---------- DATA FOR THE TASK
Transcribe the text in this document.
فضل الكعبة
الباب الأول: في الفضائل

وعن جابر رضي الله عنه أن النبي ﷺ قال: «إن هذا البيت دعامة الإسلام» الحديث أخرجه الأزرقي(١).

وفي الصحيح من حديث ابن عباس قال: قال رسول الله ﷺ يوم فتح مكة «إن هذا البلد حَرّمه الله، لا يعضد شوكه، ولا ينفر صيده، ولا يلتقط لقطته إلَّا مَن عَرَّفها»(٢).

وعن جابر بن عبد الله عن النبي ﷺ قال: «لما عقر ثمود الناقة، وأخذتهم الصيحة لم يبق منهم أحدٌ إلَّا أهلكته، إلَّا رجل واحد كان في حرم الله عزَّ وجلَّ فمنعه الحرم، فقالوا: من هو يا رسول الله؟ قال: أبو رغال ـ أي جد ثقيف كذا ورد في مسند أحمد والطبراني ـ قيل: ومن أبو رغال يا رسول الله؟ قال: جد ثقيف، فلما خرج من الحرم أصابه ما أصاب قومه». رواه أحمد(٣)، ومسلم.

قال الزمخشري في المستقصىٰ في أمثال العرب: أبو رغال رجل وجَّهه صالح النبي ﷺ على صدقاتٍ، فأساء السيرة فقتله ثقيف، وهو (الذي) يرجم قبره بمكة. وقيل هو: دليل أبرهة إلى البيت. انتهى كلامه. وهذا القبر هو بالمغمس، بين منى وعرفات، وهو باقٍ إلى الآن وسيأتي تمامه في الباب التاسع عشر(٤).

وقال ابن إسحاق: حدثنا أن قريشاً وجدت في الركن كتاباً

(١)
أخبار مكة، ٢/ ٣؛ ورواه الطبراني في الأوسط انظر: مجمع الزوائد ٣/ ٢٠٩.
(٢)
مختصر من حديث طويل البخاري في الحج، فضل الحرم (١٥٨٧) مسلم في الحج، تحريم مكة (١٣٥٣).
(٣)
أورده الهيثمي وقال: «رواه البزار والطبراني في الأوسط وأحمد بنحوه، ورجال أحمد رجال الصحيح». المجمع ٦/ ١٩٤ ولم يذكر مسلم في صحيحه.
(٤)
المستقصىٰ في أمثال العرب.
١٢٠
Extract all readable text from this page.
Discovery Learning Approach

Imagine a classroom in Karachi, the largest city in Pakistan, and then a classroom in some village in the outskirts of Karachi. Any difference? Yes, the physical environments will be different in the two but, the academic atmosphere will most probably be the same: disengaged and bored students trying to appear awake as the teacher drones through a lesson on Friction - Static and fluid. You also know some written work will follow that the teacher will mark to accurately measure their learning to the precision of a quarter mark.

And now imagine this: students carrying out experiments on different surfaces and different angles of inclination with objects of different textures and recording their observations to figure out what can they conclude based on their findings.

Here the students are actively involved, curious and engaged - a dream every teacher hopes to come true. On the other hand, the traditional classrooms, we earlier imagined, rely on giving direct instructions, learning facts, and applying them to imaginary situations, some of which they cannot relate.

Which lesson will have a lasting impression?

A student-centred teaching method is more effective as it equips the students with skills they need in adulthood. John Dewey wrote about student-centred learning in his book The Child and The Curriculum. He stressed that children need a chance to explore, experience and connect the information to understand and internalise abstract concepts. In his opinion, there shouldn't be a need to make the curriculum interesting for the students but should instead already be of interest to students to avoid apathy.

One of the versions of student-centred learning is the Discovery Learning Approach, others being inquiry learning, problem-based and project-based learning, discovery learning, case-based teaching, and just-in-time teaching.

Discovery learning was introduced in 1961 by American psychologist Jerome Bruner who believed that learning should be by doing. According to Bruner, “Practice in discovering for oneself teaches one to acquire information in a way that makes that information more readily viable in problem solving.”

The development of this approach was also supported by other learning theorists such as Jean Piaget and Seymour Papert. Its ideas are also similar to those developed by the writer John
--------------------
_TASK DETAILS_. Extract all lines as given.

_EXERCISE OUTPUT_.
Transcribe the text in this document.
فضل الكعبة
الباب الأول: في الفضائل

وعن جابر رضي الله عنه أن النبي ﷺ قال: «إن هذا البيت دعامة الإسلام» الحديث أخرجه الأزرقي(١).

وفي الصحيح من حديث ابن عباس قال: قال رسول الله ﷺ يوم فتح مكة «إن هذا البلد حَرّمه الله، لا يعضد شوكه، ولا ينفر صيده، ولا يلتقط لقطته إلَّا مَن عَرَّفها»(٢).

وعن جابر بن عبد الله عن النبي ﷺ قال: «لما عقر ثمود الناقة، وأخذتهم الصيحة لم يبق منهم أحدٌ إلَّا أهلكته، إلَّا رجل واحد كان في حرم الله عزَّ وجلَّ فمنعه الحرم، فقالوا: من هو يا رسول الله؟ قال: أبو رغال ـ أي جد ثقيف كذا ورد في مسند أحمد والطبراني ـ قيل: ومن أبو رغال يا رسول الله؟ قال: جد ثقيف، فلما خرج من الحرم أصابه ما أصاب قومه». رواه أحمد(٣)، ومسلم.

قال الزمخشري في المستقصىٰ في أمثال العرب: أبو رغال رجل وجَّهه صالح النبي ﷺ على صدقاتٍ، فأساء السيرة فقتله ثقيف، وهو (الذي) يرجم قبره بمكة. وقيل هو: دليل أبرهة إلى البيت. انتهى كلامه. وهذا القبر هو بالمغمس، بين منى وعرفات، وهو باقٍ إلى الآن وسيأتي تمامه في الباب التاسع عشر(٤).

وقال ابن إسحاق: حدثنا أن قريشاً وجدت في الركن كتاباً

(١)
أخبار مكة، ٢/ ٣؛ ورواه الطبراني في الأوسط انظر: مجمع الزوائد ٣/ ٢٠٩.
(٢)
مختصر من حديث طويل البخاري في الحج، فضل الحرم (١٥٨٧) مسلم في الحج، تحريم مكة (١٣٥٣).
(٣)
أورده الهيثمي وقال: «رواه البزار والطبراني في الأوسط وأحمد بنحوه، ورجال أحمد رجال الصحيح». المجمع ٦/ ١٩٤ ولم يذكر مسلم في صحيحه.
(٤)
المستقصىٰ في أمثال العرب.
١٢٠
Extract all readable text from this page.
Discovery Learning Approach

Imagine a classroom in Karachi, the largest city in Pakistan, and then a classroom in some village in the outskirts of Karachi. Any difference? Yes, the physical environments will be different in the two but, the academic atmosphere will most probably be the same: disengaged and bored students trying to appear awake as the teacher drones through a lesson on Friction - Static and fluid. You also know some written work will follow that the teacher will mark to accurately measure their learning to the precision of a quarter mark.

And now imagine this: students carrying out experiments on different surfaces and different angles of inclination with objects of different textures and recording their observations to figure out what can they conclude based on their findings.

Here the students are actively involved, curious and engaged - a dream every teacher hopes to come true. On the other hand, the traditional classrooms, we earlier imagined, rely on giving direct instructions, learning facts, and applying them to imaginary situations, some of which they cannot relate.

Which lesson will have a lasting impression?

A student-centred teaching method is more effective as it equips the students with skills they need in adulthood. John Dewey wrote about student-centred learning in his book The Child and The Curriculum. He stressed that children need a chance to explore, experience and connect the information to understand and internalise abstract concepts. In his opinion, there shouldn't be a need to make the curriculum interesting for the students but should instead already be of interest to students to avoid apathy.

One of the versions of student-centred learning is the Discovery Learning Approach, others being inquiry learning, problem-based and project-based learning, discovery learning, case-based teaching, and just-in-time teaching.

Discovery learning was introduced in 1961 by American psychologist Jerome Bruner who believed that learning should be by doing. According to Bruner, “Practice in discovering for oneself teaches one to acquire information in a way that makes that information more readily viable in problem solving.”

The development of this approach was also supported by other learning theorists such as Jean Piaget and Seymour Papert. Its ideas are also similar to those developed by the writer John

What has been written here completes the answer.